* [PROVIDED INFORMATION]

- - - -

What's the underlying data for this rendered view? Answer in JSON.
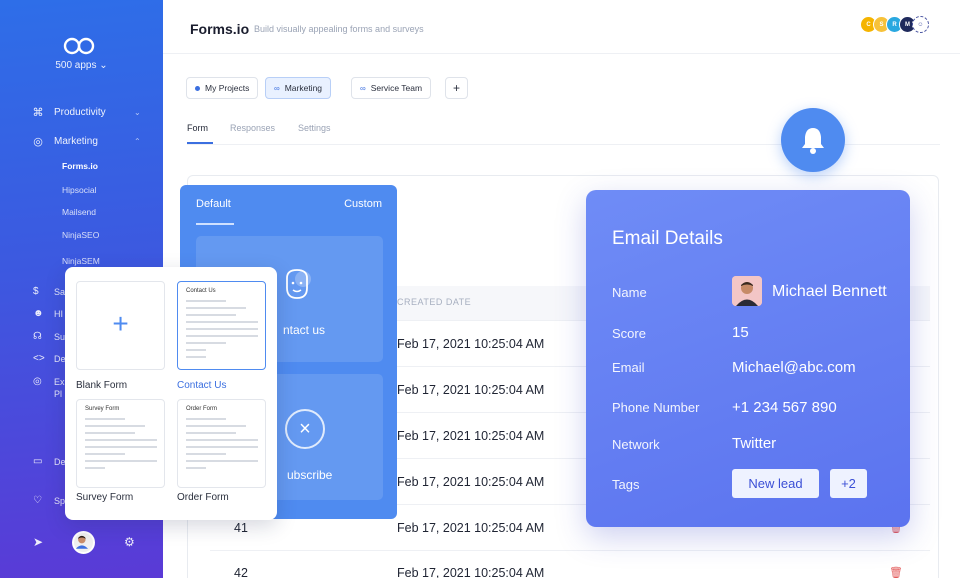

- - - -

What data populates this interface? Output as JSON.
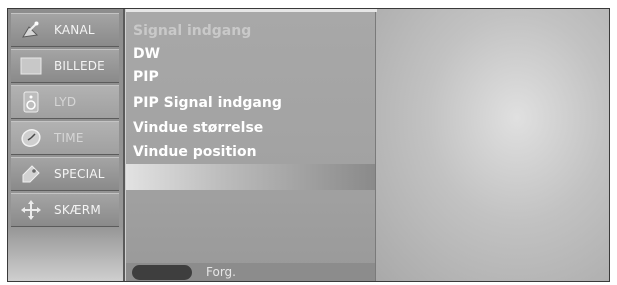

- - - -

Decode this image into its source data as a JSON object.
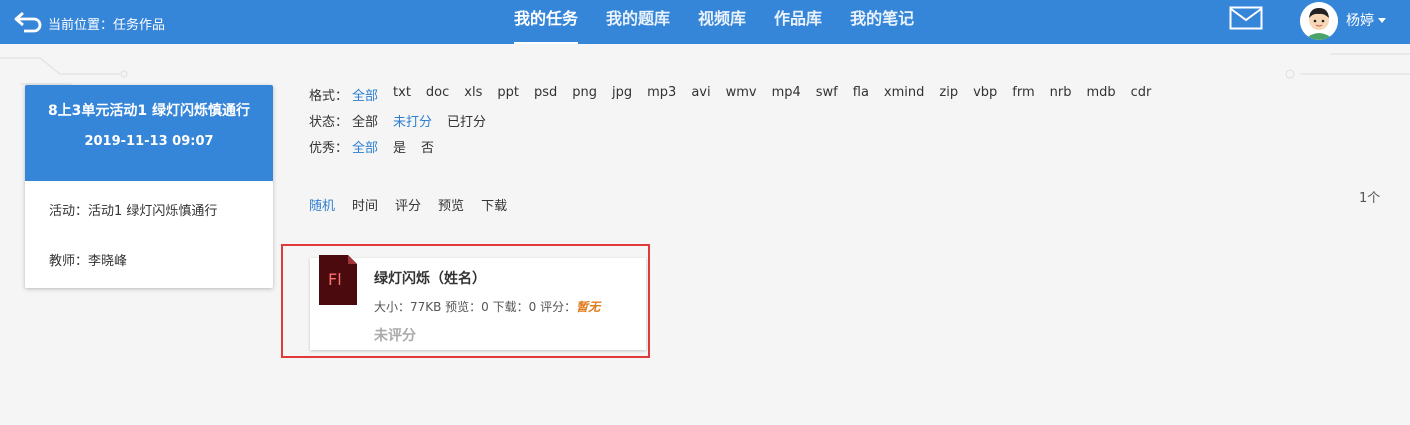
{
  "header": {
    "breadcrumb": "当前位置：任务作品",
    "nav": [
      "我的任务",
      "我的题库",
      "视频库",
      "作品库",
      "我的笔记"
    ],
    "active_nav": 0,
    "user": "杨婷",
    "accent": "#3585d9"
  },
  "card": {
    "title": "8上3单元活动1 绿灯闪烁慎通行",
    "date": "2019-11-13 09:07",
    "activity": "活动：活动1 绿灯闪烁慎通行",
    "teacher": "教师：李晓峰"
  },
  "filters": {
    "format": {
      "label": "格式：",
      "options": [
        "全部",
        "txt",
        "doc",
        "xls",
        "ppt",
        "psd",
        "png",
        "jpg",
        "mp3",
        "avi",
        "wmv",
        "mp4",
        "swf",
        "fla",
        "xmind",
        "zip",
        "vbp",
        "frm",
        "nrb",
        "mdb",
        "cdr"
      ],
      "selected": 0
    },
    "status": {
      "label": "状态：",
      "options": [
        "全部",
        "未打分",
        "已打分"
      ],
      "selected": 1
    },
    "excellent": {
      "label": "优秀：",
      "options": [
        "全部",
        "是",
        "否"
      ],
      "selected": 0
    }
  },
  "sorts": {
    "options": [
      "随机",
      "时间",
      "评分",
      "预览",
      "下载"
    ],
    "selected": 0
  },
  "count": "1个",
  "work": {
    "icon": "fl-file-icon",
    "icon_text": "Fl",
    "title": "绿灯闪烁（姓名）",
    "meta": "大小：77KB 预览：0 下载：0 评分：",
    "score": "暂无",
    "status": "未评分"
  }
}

- - - -

* [EXERCISE REQUIREMENTS]
Report only the count of lines that include the string "What".

* [TASK ANSWER]
2